Directions:
Without including the pictures, copy out every line below.

[Figure data in JSON]

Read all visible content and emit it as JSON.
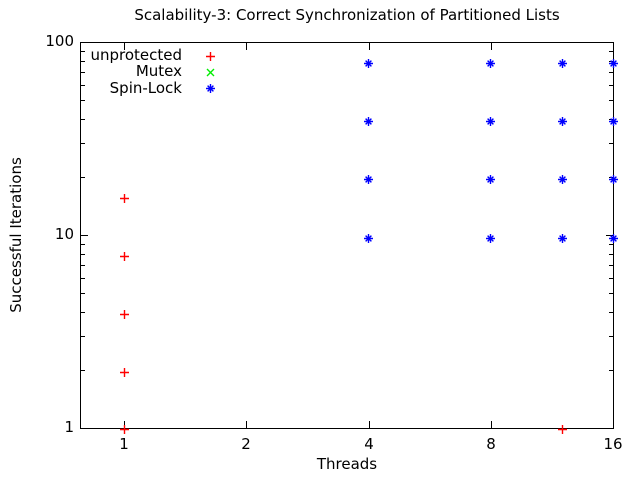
{
  "title": "Scalability-3: Correct Synchronization of Partitioned Lists",
  "x_axis": {
    "label": "Threads",
    "tick_labels": [
      "1",
      "2",
      "4",
      "8",
      "16"
    ]
  },
  "y_axis": {
    "label": "Successful Iterations",
    "tick_labels": [
      "1",
      "10",
      "100"
    ]
  },
  "colors": {
    "background": "#ffffff",
    "axis": "#000000",
    "text": "#000000"
  },
  "chart_data": {
    "type": "scatter",
    "title": "Scalability-3: Correct Synchronization of Partitioned Lists",
    "xlabel": "Threads",
    "ylabel": "Successful Iterations",
    "x_scale": "log2",
    "y_scale": "log10",
    "xlim": [
      0.78,
      16
    ],
    "ylim": [
      1,
      100
    ],
    "x_ticks": [
      1,
      2,
      4,
      8,
      16
    ],
    "y_ticks": [
      1,
      10,
      100
    ],
    "y_minor_ticks": true,
    "grid": false,
    "legend_position": "top-left",
    "series": [
      {
        "name": "unprotected",
        "marker": "plus",
        "color": "#ff0000",
        "points": [
          [
            1,
            16
          ],
          [
            1,
            8
          ],
          [
            1,
            4
          ],
          [
            1,
            2
          ],
          [
            1,
            1
          ],
          [
            12,
            1
          ]
        ]
      },
      {
        "name": "Mutex",
        "marker": "cross",
        "color": "#00ee00",
        "points": [],
        "note": "no markers visible in plot area; presumed coincident with Spin-Lock points"
      },
      {
        "name": "Spin-Lock",
        "marker": "asterisk",
        "color": "#0000ff",
        "points": [
          [
            4,
            10
          ],
          [
            4,
            20
          ],
          [
            4,
            40
          ],
          [
            4,
            80
          ],
          [
            8,
            10
          ],
          [
            8,
            20
          ],
          [
            8,
            40
          ],
          [
            8,
            80
          ],
          [
            12,
            10
          ],
          [
            12,
            20
          ],
          [
            12,
            40
          ],
          [
            12,
            80
          ],
          [
            16,
            10
          ],
          [
            16,
            20
          ],
          [
            16,
            40
          ],
          [
            16,
            80
          ]
        ]
      }
    ]
  }
}
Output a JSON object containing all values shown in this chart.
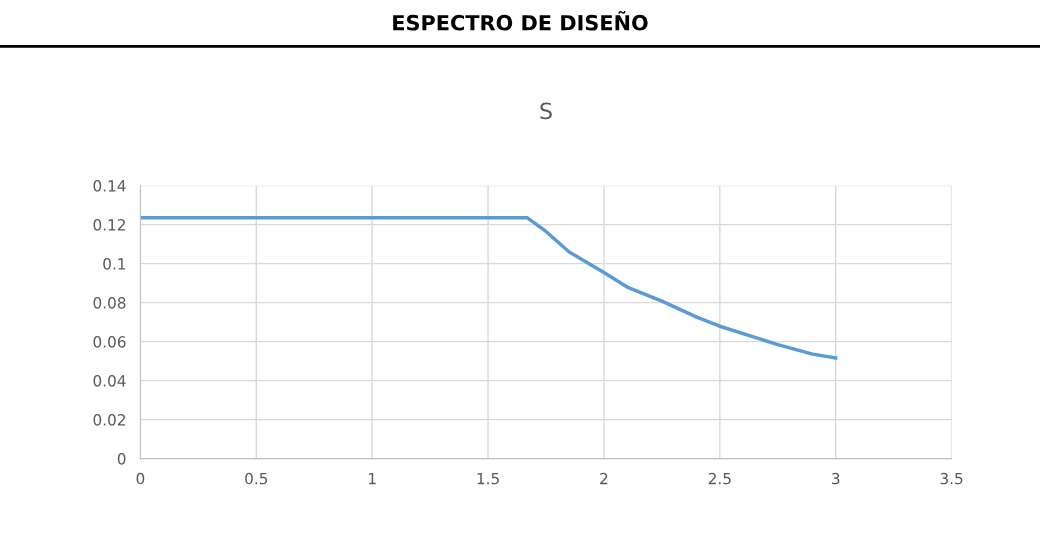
{
  "chart_data": {
    "type": "line",
    "title": "ESPECTRO DE DISEÑO",
    "subtitle": "S",
    "series": [
      {
        "color": "#5b9bd5",
        "x": [
          0,
          1.67,
          1.75,
          1.85,
          2,
          2.1,
          2.25,
          2.4,
          2.5,
          2.75,
          2.9,
          3
        ],
        "values": [
          0.1235,
          0.1235,
          0.1165,
          0.106,
          0.0954,
          0.088,
          0.0808,
          0.0726,
          0.0679,
          0.0585,
          0.0536,
          0.0516
        ]
      }
    ],
    "xlim": [
      0,
      3.5
    ],
    "xticks": [
      0,
      0.5,
      1,
      1.5,
      2,
      2.5,
      3,
      3.5
    ],
    "ylim": [
      0,
      0.14
    ],
    "yticks": [
      0,
      0.02,
      0.04,
      0.06,
      0.08,
      0.1,
      0.12,
      0.14
    ],
    "grid": true,
    "legend": false,
    "marker": "none",
    "line_style": "solid"
  }
}
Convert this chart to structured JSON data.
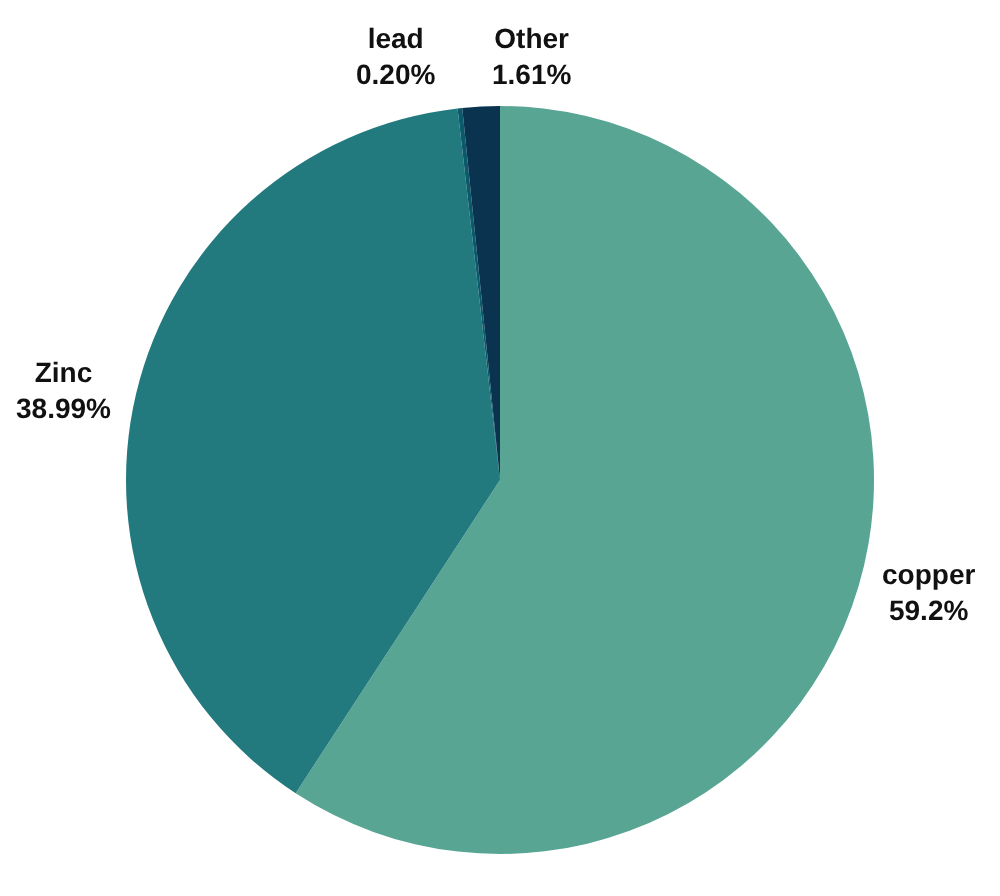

The response:
Read all visible content and emit it as JSON.
{
  "title": "Scalability-3: Correct Synchronization of Partitioned Lists",
  "x_axis": {
    "label": "Threads",
    "tick_labels": [
      "1",
      "2",
      "4",
      "8",
      "16"
    ]
  },
  "y_axis": {
    "label": "Successful Iterations",
    "tick_labels": [
      "1",
      "10",
      "100"
    ]
  },
  "colors": {
    "background": "#ffffff",
    "axis": "#000000",
    "text": "#000000"
  },
  "chart_data": {
    "type": "scatter",
    "title": "Scalability-3: Correct Synchronization of Partitioned Lists",
    "xlabel": "Threads",
    "ylabel": "Successful Iterations",
    "x_scale": "log2",
    "y_scale": "log10",
    "xlim": [
      0.78,
      16
    ],
    "ylim": [
      1,
      100
    ],
    "x_ticks": [
      1,
      2,
      4,
      8,
      16
    ],
    "y_ticks": [
      1,
      10,
      100
    ],
    "y_minor_ticks": true,
    "grid": false,
    "legend_position": "top-left",
    "series": [
      {
        "name": "unprotected",
        "marker": "plus",
        "color": "#ff0000",
        "points": [
          [
            1,
            16
          ],
          [
            1,
            8
          ],
          [
            1,
            4
          ],
          [
            1,
            2
          ],
          [
            1,
            1
          ],
          [
            12,
            1
          ]
        ]
      },
      {
        "name": "Mutex",
        "marker": "cross",
        "color": "#00ee00",
        "points": [],
        "note": "no markers visible in plot area; presumed coincident with Spin-Lock points"
      },
      {
        "name": "Spin-Lock",
        "marker": "asterisk",
        "color": "#0000ff",
        "points": [
          [
            4,
            10
          ],
          [
            4,
            20
          ],
          [
            4,
            40
          ],
          [
            4,
            80
          ],
          [
            8,
            10
          ],
          [
            8,
            20
          ],
          [
            8,
            40
          ],
          [
            8,
            80
          ],
          [
            12,
            10
          ],
          [
            12,
            20
          ],
          [
            12,
            40
          ],
          [
            12,
            80
          ],
          [
            16,
            10
          ],
          [
            16,
            20
          ],
          [
            16,
            40
          ],
          [
            16,
            80
          ]
        ]
      }
    ]
  }
}
Output a JSON object containing all values shown in this chart.
{
  "chart_data": {
    "type": "line",
    "title": "ESPECTRO DE DISEÑO",
    "subtitle": "S",
    "series": [
      {
        "color": "#5b9bd5",
        "x": [
          0,
          1.67,
          1.75,
          1.85,
          2,
          2.1,
          2.25,
          2.4,
          2.5,
          2.75,
          2.9,
          3
        ],
        "values": [
          0.1235,
          0.1235,
          0.1165,
          0.106,
          0.0954,
          0.088,
          0.0808,
          0.0726,
          0.0679,
          0.0585,
          0.0536,
          0.0516
        ]
      }
    ],
    "xlim": [
      0,
      3.5
    ],
    "xticks": [
      0,
      0.5,
      1,
      1.5,
      2,
      2.5,
      3,
      3.5
    ],
    "ylim": [
      0,
      0.14
    ],
    "yticks": [
      0,
      0.02,
      0.04,
      0.06,
      0.08,
      0.1,
      0.12,
      0.14
    ],
    "grid": true,
    "legend": false,
    "marker": "none",
    "line_style": "solid"
  }
}
Convert this chart to structured JSON data.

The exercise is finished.